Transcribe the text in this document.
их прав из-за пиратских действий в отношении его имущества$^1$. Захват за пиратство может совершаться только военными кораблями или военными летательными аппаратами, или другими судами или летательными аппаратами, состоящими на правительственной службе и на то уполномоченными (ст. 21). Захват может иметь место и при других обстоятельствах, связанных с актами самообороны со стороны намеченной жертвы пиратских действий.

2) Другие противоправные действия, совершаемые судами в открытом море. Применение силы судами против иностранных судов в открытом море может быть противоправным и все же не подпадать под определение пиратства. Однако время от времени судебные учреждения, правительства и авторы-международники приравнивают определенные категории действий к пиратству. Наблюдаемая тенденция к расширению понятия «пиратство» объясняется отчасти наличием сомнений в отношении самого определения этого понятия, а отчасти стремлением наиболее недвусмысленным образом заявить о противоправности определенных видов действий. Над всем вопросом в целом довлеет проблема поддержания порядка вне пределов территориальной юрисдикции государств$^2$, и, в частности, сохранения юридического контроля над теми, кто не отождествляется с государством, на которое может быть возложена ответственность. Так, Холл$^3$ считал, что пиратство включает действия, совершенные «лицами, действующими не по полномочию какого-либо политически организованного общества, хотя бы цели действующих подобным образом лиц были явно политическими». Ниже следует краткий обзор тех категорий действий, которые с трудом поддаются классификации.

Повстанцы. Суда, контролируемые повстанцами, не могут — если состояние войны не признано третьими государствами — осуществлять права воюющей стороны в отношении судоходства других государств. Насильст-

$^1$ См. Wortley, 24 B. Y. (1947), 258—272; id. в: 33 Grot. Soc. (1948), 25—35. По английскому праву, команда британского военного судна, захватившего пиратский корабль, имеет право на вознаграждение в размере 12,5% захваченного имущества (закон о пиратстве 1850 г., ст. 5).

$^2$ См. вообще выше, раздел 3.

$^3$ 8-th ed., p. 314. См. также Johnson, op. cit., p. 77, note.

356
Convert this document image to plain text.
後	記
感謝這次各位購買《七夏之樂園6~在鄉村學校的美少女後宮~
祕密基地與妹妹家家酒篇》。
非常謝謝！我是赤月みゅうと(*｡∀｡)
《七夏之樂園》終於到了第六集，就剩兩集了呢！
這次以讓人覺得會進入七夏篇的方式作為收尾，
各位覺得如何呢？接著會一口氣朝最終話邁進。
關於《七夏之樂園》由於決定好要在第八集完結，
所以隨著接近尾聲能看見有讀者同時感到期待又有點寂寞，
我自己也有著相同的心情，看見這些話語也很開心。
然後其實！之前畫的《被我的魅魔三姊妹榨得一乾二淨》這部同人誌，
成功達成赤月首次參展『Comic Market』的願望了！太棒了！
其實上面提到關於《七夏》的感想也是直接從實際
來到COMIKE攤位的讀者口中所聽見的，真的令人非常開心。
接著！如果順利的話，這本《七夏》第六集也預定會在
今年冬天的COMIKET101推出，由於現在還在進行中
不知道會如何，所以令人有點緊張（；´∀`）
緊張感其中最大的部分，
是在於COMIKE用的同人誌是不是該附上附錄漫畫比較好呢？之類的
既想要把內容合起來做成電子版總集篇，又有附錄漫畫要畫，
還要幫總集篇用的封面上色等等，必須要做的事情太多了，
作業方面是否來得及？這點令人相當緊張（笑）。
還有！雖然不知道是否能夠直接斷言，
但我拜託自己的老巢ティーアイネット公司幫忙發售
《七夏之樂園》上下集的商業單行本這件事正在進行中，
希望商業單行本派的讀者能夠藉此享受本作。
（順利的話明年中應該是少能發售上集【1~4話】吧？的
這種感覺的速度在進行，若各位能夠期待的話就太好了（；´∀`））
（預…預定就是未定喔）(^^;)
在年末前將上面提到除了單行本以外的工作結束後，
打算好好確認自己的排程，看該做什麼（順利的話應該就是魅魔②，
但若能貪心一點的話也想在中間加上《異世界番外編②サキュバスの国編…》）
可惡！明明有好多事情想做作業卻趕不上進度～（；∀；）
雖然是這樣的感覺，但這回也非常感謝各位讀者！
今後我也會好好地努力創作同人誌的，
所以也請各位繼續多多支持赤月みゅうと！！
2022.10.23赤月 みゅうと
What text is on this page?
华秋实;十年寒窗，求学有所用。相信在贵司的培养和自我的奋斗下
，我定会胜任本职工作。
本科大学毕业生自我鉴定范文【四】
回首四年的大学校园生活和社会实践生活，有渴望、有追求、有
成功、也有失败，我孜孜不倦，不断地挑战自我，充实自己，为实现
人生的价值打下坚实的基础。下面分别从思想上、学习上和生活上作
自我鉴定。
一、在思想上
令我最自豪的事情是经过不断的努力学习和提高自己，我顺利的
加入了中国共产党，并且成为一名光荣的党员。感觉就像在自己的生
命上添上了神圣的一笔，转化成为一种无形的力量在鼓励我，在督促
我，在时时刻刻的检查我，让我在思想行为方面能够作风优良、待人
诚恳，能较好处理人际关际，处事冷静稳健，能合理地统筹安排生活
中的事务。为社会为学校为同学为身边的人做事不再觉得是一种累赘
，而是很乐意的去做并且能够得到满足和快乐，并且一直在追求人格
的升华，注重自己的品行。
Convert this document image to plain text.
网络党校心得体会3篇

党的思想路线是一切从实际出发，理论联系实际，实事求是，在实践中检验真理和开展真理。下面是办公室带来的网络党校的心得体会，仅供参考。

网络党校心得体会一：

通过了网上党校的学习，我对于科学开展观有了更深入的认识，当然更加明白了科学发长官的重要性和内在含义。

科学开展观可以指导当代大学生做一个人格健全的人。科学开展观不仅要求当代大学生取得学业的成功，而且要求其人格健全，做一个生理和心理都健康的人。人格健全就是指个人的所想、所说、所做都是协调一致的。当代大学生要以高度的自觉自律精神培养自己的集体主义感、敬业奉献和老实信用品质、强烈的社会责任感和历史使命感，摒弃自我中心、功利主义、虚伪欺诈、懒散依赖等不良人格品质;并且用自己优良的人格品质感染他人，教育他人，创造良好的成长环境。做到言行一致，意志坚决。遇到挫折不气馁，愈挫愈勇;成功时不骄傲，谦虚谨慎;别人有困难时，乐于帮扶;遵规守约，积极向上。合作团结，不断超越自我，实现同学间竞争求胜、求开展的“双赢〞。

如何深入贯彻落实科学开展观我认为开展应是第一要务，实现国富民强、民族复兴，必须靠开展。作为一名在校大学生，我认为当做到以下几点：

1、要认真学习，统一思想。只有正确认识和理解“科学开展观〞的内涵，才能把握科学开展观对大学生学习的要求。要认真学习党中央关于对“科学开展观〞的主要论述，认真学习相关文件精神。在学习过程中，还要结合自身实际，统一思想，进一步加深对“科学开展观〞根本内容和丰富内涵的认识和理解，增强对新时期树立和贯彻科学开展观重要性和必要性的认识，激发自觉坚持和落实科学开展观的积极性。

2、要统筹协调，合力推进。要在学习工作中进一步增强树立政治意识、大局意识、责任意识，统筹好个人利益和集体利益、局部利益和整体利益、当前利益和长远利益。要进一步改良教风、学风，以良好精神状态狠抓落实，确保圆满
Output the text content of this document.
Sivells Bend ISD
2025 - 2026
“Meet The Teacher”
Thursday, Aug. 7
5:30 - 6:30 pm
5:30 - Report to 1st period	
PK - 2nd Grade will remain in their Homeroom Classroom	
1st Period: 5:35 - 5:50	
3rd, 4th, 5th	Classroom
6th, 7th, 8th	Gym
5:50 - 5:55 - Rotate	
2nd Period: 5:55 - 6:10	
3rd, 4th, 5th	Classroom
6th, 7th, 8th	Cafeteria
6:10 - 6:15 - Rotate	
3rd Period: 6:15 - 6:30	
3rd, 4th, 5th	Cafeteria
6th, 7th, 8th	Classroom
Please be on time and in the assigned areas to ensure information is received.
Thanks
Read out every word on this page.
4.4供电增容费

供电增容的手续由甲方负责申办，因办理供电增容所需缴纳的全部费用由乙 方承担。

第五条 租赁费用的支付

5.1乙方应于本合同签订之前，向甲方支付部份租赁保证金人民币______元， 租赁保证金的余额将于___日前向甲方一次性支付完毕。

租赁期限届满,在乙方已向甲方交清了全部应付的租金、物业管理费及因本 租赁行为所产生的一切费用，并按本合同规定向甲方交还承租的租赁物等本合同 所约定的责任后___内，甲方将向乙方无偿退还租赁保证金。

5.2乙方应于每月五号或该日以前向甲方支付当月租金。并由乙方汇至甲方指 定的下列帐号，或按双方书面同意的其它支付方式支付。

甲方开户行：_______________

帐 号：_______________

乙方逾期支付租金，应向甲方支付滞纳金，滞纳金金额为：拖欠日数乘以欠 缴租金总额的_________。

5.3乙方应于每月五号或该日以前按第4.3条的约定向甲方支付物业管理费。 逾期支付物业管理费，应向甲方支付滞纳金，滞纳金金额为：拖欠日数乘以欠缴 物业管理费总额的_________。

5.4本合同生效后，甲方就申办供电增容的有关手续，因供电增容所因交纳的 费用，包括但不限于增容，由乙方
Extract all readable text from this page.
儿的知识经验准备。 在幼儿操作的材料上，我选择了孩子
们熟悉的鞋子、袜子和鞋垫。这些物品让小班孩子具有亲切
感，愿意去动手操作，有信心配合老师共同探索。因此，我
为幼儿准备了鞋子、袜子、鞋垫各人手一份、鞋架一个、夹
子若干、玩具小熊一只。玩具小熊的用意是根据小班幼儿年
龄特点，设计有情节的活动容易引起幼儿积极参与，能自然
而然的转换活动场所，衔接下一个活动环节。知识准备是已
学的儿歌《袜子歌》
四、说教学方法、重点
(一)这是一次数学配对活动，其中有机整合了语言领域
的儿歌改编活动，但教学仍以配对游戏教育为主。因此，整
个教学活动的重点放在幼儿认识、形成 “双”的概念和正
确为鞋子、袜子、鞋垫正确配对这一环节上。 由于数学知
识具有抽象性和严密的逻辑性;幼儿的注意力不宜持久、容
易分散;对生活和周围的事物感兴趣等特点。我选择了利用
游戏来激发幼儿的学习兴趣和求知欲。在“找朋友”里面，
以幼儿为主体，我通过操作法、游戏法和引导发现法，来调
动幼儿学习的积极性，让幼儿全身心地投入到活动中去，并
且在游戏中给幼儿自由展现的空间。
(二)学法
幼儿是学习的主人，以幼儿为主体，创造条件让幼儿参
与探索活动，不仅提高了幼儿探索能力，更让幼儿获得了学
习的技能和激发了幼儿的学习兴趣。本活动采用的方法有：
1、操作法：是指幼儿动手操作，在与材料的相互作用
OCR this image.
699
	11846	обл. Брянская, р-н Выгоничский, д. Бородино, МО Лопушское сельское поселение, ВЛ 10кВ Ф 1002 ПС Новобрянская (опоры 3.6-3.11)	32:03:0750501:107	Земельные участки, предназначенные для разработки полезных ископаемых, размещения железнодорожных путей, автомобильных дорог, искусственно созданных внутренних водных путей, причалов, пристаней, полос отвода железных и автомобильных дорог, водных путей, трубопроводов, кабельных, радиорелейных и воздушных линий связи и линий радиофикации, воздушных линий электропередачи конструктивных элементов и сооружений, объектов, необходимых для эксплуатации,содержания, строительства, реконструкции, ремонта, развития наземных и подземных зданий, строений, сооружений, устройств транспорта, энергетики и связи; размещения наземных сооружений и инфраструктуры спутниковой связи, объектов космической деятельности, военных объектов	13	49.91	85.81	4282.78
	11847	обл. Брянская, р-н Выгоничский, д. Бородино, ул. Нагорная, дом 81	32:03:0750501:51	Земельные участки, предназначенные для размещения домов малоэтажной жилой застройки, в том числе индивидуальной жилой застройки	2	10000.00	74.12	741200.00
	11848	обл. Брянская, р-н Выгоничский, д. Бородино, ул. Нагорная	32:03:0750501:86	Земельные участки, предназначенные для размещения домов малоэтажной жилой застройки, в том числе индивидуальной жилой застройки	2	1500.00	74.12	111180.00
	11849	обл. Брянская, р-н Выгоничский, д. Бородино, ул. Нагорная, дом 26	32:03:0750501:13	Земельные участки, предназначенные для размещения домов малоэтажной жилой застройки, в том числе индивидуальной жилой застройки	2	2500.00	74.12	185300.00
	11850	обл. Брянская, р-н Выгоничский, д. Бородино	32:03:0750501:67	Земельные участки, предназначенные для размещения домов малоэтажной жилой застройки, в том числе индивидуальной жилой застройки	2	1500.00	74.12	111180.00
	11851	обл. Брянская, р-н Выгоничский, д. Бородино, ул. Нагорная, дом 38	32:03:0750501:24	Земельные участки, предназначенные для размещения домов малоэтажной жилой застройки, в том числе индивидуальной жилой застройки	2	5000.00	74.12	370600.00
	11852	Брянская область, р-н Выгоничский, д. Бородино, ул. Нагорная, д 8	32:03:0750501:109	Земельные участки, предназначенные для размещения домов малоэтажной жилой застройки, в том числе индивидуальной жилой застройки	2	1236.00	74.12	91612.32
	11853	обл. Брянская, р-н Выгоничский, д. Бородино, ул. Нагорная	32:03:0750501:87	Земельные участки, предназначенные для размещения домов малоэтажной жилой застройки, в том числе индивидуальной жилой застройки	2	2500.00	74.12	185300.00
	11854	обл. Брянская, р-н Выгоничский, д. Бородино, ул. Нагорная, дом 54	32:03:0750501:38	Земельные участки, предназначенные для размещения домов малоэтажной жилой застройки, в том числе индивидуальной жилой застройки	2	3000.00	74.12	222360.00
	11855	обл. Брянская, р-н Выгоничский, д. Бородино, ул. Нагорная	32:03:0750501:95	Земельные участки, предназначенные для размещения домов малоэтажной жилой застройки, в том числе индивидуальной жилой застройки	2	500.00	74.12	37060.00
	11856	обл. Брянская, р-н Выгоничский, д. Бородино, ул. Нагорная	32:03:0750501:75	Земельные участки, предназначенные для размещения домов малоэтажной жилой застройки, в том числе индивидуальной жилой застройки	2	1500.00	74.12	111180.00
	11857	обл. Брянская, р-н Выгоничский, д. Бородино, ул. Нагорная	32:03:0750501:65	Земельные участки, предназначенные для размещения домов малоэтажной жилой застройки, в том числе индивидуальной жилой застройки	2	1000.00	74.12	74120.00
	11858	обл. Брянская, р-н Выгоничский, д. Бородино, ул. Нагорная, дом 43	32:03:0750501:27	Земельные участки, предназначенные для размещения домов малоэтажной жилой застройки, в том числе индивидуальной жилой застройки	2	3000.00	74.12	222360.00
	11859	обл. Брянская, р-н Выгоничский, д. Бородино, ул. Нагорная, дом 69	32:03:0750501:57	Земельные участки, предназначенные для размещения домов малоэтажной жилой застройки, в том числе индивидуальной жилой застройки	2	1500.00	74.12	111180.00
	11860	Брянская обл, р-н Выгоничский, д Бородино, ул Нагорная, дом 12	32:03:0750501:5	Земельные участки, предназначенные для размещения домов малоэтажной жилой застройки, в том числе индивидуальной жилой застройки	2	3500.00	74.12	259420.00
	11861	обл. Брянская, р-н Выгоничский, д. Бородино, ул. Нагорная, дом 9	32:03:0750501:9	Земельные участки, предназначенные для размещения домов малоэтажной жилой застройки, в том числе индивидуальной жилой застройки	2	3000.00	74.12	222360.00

☆ ☆ ☆ ☆

Return the number of lines that include the word "滞纳金金额为", and nothing else.

2